* [Page extract]:
As tractors are equipped with an ever greater amount of digital tech the general consensus of opinion emerging is that farmers and operators pick and choose the items that are of use to them, rather than fully immerse themselves in all the wonders available.

This is no more than a reflection of society in general; life is just too short to acquaint ourselves with all the apps on our devices, yet the manufacturers insist on loading a complete suite of goodies on each machine irrespective of whether they will be used or not.

Technology overload

There is of course a motive for all this, when talking to company shareholders, all the big corporations boast that digital is where the real money is made, so marketing departments go into overdrive in selling the software as being absolutely essential to the modern farmer.

Unfortunately, this may well discourage end users who are wanting to use the digital capabilities of their machinery but are overwhelmed by what is presented to them.

It becomes just another farm task to pick a way through the digital maze, and so will either be embraced by the enthusiast or simply ignored by those who feel they have more urgent jobs to get on with, this latter group probably being the larger.

This is an unfortunate situation for digital technology can bring a great deal of efficiency and insight to a farming operation; overselling it as a panacea for all a farm’s ills has not done it, or farming, any great favours.

Coming down to earth

Thankfully, the industry is waking up to the fact that not all farmers are latent software engineers panting to get at the latest coding.

Some companies within it are now making attempts to explain what can be done with the software while the manufacturers are simplifying its use.

Agco digital tech
AGCO is making its diagnostic software more user friendly through the use of graphics

Falling into the latter category is AGCO which is bringing graphics to its diagnostic software to illustrate where a fault may lie, rather than just presenting a list of potential issues in tabular form.

John Deere, meanwhile, has encouraged its dealer network to walk customers through the various software options, a move that has manifested itself in Ireland as Templetuohy Farm Machinery’s (TFM) Agri-Care service which sets out to support Deere’s digital products in the field.

Apps on the mobile

Away from the tractor itself, companies are also publishing apps for devices which communicate with the machine or may be used in conjunction with it.

Pottinger’s Harvest Assist, for instance, allows silage teams to communicate with one another and so manage the operation more efficiently by presenting an overview to all the drivers concerned.

Harvest assist from Pottinger
Pottinger’s Harvest Assist app allows closer monitoring and management of silage harvesting

The app does not receive input directly from the machinery, although this may be a logical step forward for forage wagons which could indicate the best time to return to the pit.

On the other hand, John Deere has recently revamped its Bale Mobile app which is designed specifically to communicate with its large square models and record such parameters as moisture content, yield (both wet and dry matter), bale location etc.

Digital tech for here and now

Both of these apps provide real-time information to the users who can use it immediately to improve management of an operation or enterprise, unlike more rarefied notions such as prescription mapping which often involve expensive third parties such crop consultants.

Bringing this sort of software to the table, in addition to the now accepted satellite navigation and autosteer systems, will likely be the way by which digital technology feeds into agriculture rather than landing a mass of techie gizmos into a cab and expecting the operator to instantly deploy each and every feature.

Page layout parsing data:

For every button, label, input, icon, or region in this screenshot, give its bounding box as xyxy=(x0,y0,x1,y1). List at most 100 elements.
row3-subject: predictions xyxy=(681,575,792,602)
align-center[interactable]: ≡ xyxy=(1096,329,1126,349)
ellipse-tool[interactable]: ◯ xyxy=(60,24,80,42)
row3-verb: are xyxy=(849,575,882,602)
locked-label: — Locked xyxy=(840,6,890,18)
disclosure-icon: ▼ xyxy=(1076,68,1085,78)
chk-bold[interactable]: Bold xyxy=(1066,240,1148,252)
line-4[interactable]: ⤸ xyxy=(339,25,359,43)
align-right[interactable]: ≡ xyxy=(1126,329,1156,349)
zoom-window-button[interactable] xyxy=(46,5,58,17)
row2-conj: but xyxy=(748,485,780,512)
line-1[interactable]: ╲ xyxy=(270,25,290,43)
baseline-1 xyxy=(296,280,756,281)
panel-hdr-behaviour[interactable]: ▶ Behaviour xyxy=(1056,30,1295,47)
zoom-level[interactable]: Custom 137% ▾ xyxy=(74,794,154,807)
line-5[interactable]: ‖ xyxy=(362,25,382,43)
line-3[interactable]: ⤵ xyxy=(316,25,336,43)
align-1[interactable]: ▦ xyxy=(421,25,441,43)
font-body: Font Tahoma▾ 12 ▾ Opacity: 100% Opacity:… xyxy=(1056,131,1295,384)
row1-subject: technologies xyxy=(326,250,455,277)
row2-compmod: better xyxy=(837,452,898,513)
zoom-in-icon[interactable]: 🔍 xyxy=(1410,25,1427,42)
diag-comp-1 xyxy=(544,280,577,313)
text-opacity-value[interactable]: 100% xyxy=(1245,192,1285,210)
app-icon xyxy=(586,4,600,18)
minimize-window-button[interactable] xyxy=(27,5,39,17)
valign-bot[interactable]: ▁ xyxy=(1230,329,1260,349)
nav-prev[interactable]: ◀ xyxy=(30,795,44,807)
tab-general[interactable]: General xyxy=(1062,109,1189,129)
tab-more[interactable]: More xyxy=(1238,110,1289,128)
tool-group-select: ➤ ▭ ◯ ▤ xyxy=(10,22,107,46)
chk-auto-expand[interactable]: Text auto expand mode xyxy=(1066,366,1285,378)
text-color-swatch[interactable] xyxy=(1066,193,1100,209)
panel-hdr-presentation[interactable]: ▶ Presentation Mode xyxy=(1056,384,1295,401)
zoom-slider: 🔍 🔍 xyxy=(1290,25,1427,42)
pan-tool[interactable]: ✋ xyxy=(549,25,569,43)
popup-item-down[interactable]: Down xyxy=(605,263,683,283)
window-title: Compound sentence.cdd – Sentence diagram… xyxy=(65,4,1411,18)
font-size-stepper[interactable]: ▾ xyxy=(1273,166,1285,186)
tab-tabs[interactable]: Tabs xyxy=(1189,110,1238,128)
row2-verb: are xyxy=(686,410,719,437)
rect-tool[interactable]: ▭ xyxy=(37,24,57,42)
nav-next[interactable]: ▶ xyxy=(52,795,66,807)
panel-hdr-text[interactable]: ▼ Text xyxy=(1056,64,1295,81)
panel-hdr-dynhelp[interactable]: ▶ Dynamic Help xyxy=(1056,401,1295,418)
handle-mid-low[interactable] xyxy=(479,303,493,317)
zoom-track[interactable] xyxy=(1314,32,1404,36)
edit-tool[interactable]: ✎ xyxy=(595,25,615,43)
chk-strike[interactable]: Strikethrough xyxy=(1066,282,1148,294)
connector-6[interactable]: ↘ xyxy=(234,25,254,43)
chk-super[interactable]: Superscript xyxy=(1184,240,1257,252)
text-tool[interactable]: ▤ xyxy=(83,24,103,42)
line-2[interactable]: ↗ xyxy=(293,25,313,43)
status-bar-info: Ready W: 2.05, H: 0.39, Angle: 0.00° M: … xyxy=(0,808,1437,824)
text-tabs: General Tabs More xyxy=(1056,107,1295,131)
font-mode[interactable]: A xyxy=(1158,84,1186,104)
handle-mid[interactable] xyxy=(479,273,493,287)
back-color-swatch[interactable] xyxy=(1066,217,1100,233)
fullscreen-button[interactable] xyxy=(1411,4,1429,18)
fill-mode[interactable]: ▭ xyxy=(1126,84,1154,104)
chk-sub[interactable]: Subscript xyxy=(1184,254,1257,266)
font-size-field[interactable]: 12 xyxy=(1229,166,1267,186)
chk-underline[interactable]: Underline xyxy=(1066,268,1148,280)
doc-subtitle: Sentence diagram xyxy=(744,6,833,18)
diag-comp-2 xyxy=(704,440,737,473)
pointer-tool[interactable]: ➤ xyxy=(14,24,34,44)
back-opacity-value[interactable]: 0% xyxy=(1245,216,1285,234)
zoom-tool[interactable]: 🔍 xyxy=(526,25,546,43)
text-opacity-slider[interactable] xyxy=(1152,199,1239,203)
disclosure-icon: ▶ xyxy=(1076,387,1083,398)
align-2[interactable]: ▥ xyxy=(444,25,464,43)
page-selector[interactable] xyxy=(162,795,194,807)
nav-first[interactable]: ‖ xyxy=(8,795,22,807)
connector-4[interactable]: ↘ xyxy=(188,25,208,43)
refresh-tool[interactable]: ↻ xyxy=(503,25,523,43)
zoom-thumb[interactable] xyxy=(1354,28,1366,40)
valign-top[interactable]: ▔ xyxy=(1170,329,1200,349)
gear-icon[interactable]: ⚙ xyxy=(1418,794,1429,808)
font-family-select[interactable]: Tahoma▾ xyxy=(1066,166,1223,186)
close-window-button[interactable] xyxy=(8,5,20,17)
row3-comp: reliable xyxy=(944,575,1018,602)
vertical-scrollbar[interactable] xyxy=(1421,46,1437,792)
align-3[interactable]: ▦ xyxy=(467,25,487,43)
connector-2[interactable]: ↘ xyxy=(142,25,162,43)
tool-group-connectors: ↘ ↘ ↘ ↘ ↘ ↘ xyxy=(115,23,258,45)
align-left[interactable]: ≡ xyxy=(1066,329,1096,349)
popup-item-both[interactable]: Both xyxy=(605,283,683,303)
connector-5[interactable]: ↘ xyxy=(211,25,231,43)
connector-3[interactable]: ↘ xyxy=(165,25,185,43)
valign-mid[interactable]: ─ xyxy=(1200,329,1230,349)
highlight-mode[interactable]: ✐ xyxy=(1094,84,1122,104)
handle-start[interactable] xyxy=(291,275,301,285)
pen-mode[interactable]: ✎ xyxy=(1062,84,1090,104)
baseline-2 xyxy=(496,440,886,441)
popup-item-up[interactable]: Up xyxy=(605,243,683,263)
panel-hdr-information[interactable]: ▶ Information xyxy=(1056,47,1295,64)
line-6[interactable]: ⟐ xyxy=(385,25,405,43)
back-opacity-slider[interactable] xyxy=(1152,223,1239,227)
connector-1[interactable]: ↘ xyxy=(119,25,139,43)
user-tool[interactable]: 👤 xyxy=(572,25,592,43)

* [Activities]:
(1) Which companies does the article on digital technology in farming mention by name?
(2) Quote the article on digital technology in farming, everything from "Bringing this sort" down to "and every feature.".
The records have no connection to the article.

* [Solutions per task]:
(1) AGCO, John Deere, Templetuohy Farm Machinery (TFM), Pottinger

(2)
Bringing this sort of software to the table, in addition to the now accepted satellite navigation and autosteer systems, will likely be the way by which digital technology feeds into agriculture rather than landing a mass of techie gizmos into a cab and expecting the operator to instantly deploy each and every feature.